Find every line in the records below that holds the word "adjourned", and copy each one.

## DATASET CONTENT
═══

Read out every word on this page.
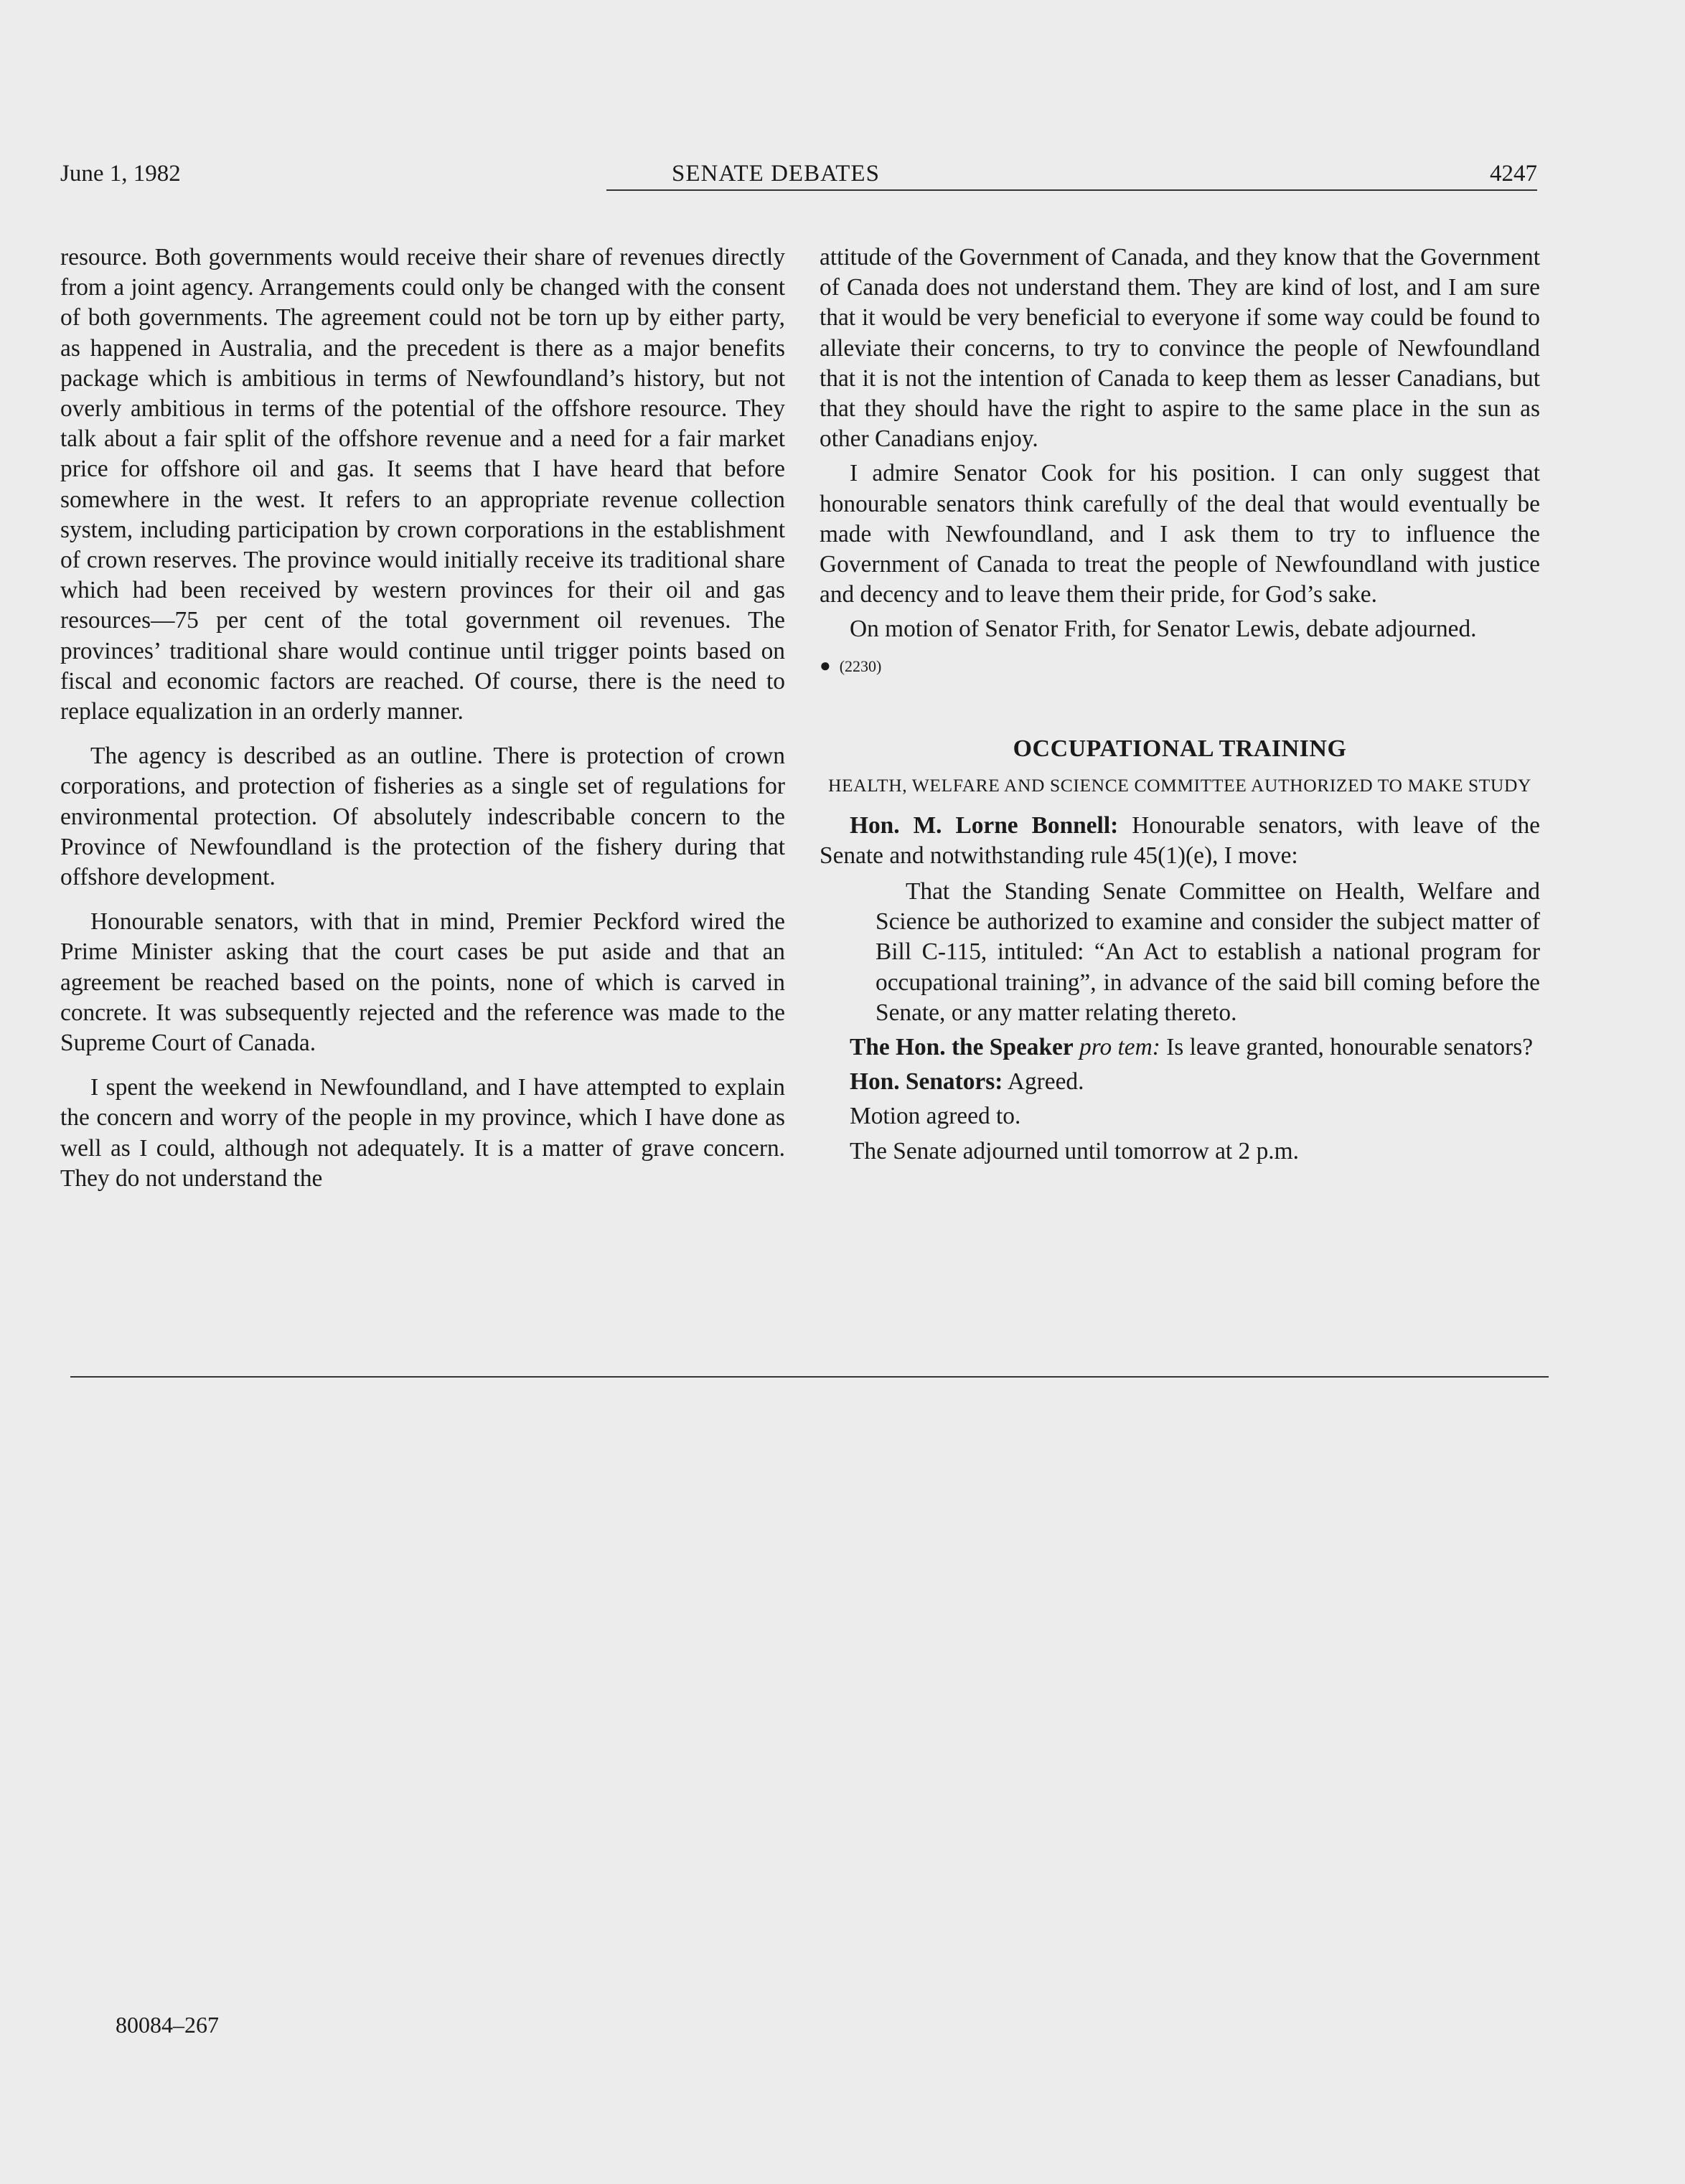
June 1, 1982	SENATE DEBATES	4247

resource. Both governments would receive their share of revenues directly from a joint agency. Arrangements could only be changed with the consent of both governments. The agreement could not be torn up by either party, as happened in Australia, and the precedent is there as a major benefits package which is ambitious in terms of Newfoundland’s history, but not overly ambitious in terms of the potential of the offshore resource. They talk about a fair split of the offshore revenue and a need for a fair market price for offshore oil and gas. It seems that I have heard that before somewhere in the west. It refers to an appropriate revenue collection system, including participation by crown corporations in the establishment of crown reserves. The province would initially receive its traditional share which had been received by western provinces for their oil and gas resources—75 per cent of the total government oil revenues. The provinces’ traditional share would continue until trigger points based on fiscal and economic factors are reached. Of course, there is the need to replace equalization in an orderly manner.

The agency is described as an outline. There is protection of crown corporations, and protection of fisheries as a single set of regulations for environmental protection. Of absolutely indescribable concern to the Province of Newfoundland is the protection of the fishery during that offshore development.

Honourable senators, with that in mind, Premier Peckford wired the Prime Minister asking that the court cases be put aside and that an agreement be reached based on the points, none of which is carved in concrete. It was subsequently rejected and the reference was made to the Supreme Court of Canada.

I spent the weekend in Newfoundland, and I have attempted to explain the concern and worry of the people in my province, which I have done as well as I could, although not adequately. It is a matter of grave concern. They do not understand the

attitude of the Government of Canada, and they know that the Government of Canada does not understand them. They are kind of lost, and I am sure that it would be very beneficial to everyone if some way could be found to alleviate their concerns, to try to convince the people of Newfoundland that it is not the intention of Canada to keep them as lesser Canadians, but that they should have the right to aspire to the same place in the sun as other Canadians enjoy.

I admire Senator Cook for his position. I can only suggest that honourable senators think carefully of the deal that would eventually be made with Newfoundland, and I ask them to try to influence the Government of Canada to treat the people of Newfoundland with justice and decency and to leave them their pride, for God’s sake.

On motion of Senator Frith, for Senator Lewis, debate adjourned.

● (2230)
OCCUPATIONAL TRAINING
HEALTH, WELFARE AND SCIENCE COMMITTEE AUTHORIZED TO MAKE STUDY

Hon. M. Lorne Bonnell: Honourable senators, with leave of the Senate and notwithstanding rule 45(1)(e), I move:

That the Standing Senate Committee on Health, Welfare and Science be authorized to examine and consider the subject matter of Bill C-115, intituled: “An Act to establish a national program for occupational training”, in advance of the said bill coming before the Senate, or any matter relating thereto.

The Hon. the Speaker pro tem: Is leave granted, honourable senators?

Hon. Senators: Agreed.

Motion agreed to.

The Senate adjourned until tomorrow at 2 p.m.

80084–267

═══

## WRITTEN ANSWER
On motion of Senator Frith, for Senator Lewis, debate adjourned.
The Senate adjourned until tomorrow at 2 p.m.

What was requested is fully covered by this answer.